--- START Exercise inputs ---
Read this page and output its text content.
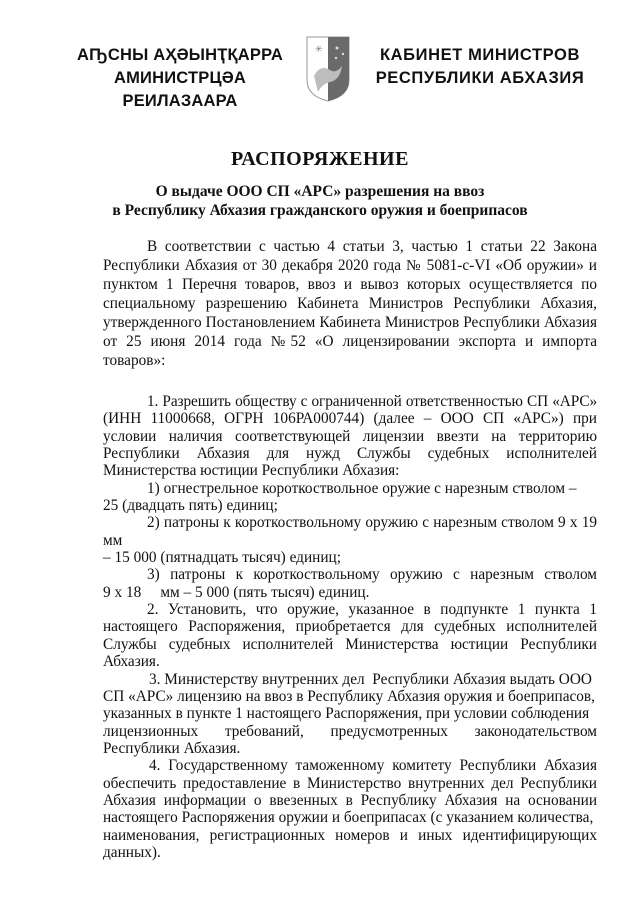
АҦСНЫ АҲӘЫНҬҚАРРА
АМИНИСТРЦӘА РЕИЛАЗААРА
✳	КАБИНЕТ МИНИСТРОВ
РЕСПУБЛИКИ АБХАЗИЯ
РАСПОРЯЖЕНИЕ
О выдаче ООО СП «АРС» разрешения на ввоз
в Республику Абхазия гражданского оружия и боеприпасов
В соответствии с частью 4 статьи 3, частью 1 статьи 22 Закона
Республики Абхазия от 30 декабря 2020 года № 5081-с-VI «Об оружии» и
пунктом 1 Перечня товаров, ввоз и вывоз которых осуществляется по
специальному разрешению Кабинета Министров Республики Абхазия,
утвержденного Постановлением Кабинета Министров Республики Абхазия
от 25 июня 2014 года №52 «О лицензировании экспорта и импорта
товаров»:
1. Разрешить обществу с ограниченной ответственностью СП «АРС»
(ИНН 11000668, ОГРН 106РА000744) (далее – ООО СП «АРС») при
условии наличия соответствующей лицензии ввезти на территорию
Республики Абхазия для нужд Службы судебных исполнителей
Министерства юстиции Республики Абхазия:
1) огнестрельное короткоствольное оружие с нарезным стволом –
25 (двадцать пять) единиц;
2) патроны к короткоствольному оружию с нарезным стволом 9 х 19
мм
– 15 000 (пятнадцать тысяч) единиц;
3) патроны к короткоствольному оружию с нарезным стволом
9 х 18     мм – 5 000 (пять тысяч) единиц.
2. Установить, что оружие, указанное в подпункте 1 пункта 1
настоящего Распоряжения, приобретается для судебных исполнителей
Службы судебных исполнителей Министерства юстиции Республики
Абхазия.
3. Министерству внутренних дел  Республики Абхазия выдать ООО
СП «АРС» лицензию на ввоз в Республику Абхазия оружия и боеприпасов,
указанных в пункте 1 настоящего Распоряжения, при условии соблюдения
лицензионных требований, предусмотренных законодательством
Республики Абхазия.
4. Государственному таможенному комитету Республики Абхазия
обеспечить предоставление в Министерство внутренних дел Республики
Абхазия информации о ввезенных в Республику Абхазия на основании
настоящего Распоряжения оружии и боеприпасах (с указанием количества,
наименования, регистрационных номеров и иных идентифицирующих
данных).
--- END Exercise inputs ---
Task description —
Do not include images; quote all of the entries above exactly.

Output for this exercise —
Read this page and output its text content.
АҦСНЫ АҲӘЫНҬҚАРРА
АМИНИСТРЦӘА РЕИЛАЗААРА
✳	КАБИНЕТ МИНИСТРОВ
РЕСПУБЛИКИ АБХАЗИЯ
РАСПОРЯЖЕНИЕ
О выдаче ООО СП «АРС» разрешения на ввоз
в Республику Абхазия гражданского оружия и боеприпасов
В соответствии с частью 4 статьи 3, частью 1 статьи 22 Закона
Республики Абхазия от 30 декабря 2020 года № 5081-с-VI «Об оружии» и
пунктом 1 Перечня товаров, ввоз и вывоз которых осуществляется по
специальному разрешению Кабинета Министров Республики Абхазия,
утвержденного Постановлением Кабинета Министров Республики Абхазия
от 25 июня 2014 года №52 «О лицензировании экспорта и импорта
товаров»:
1. Разрешить обществу с ограниченной ответственностью СП «АРС»
(ИНН 11000668, ОГРН 106РА000744) (далее – ООО СП «АРС») при
условии наличия соответствующей лицензии ввезти на территорию
Республики Абхазия для нужд Службы судебных исполнителей
Министерства юстиции Республики Абхазия:
1) огнестрельное короткоствольное оружие с нарезным стволом –
25 (двадцать пять) единиц;
2) патроны к короткоствольному оружию с нарезным стволом 9 х 19
мм
– 15 000 (пятнадцать тысяч) единиц;
3) патроны к короткоствольному оружию с нарезным стволом
9 х 18     мм – 5 000 (пять тысяч) единиц.
2. Установить, что оружие, указанное в подпункте 1 пункта 1
настоящего Распоряжения, приобретается для судебных исполнителей
Службы судебных исполнителей Министерства юстиции Республики
Абхазия.
3. Министерству внутренних дел  Республики Абхазия выдать ООО
СП «АРС» лицензию на ввоз в Республику Абхазия оружия и боеприпасов,
указанных в пункте 1 настоящего Распоряжения, при условии соблюдения
лицензионных требований, предусмотренных законодательством
Республики Абхазия.
4. Государственному таможенному комитету Республики Абхазия
обеспечить предоставление в Министерство внутренних дел Республики
Абхазия информации о ввезенных в Республику Абхазия на основании
настоящего Распоряжения оружии и боеприпасах (с указанием количества,
наименования, регистрационных номеров и иных идентифицирующих
данных).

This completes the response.